### What the task requires:
Check each line of the listing, and copy it if it contains the word "ātruma".

++++++

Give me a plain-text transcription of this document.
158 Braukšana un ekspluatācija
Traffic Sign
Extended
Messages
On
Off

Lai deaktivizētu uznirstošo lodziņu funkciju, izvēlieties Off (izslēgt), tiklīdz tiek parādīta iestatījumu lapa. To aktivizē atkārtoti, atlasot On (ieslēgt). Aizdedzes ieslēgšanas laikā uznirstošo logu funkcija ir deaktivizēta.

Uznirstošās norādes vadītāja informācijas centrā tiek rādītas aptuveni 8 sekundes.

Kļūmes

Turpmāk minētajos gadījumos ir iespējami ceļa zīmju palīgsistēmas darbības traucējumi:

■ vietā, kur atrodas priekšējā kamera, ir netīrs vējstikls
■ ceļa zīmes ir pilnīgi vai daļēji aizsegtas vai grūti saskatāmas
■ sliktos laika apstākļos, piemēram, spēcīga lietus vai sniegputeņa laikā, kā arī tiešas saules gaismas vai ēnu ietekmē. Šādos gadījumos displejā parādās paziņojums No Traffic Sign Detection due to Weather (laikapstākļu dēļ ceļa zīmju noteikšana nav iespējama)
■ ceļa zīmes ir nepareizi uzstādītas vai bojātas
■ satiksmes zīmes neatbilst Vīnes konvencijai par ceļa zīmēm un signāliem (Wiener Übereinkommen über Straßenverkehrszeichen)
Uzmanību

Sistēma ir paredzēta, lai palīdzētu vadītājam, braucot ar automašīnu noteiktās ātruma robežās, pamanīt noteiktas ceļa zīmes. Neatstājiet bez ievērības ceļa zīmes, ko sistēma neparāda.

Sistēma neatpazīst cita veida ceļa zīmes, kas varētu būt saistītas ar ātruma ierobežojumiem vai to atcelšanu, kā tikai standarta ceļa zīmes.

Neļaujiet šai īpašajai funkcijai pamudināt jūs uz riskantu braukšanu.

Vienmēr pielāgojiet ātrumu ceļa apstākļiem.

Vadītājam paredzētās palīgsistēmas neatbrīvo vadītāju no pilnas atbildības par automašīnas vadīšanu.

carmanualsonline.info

++++++

### Exercise output:
Sistēma ir paredzēta, lai palīdzētu vadītājam, braucot ar automašīnu noteiktās ātruma robežās, pamanīt noteiktas ceļa zīmes. Neatstājiet bez ievērības ceļa zīmes, ko sistēma neparāda.
Sistēma neatpazīst cita veida ceļa zīmes, kas varētu būt saistītas ar ātruma ierobežojumiem vai to atcelšanu, kā tikai standarta ceļa zīmes.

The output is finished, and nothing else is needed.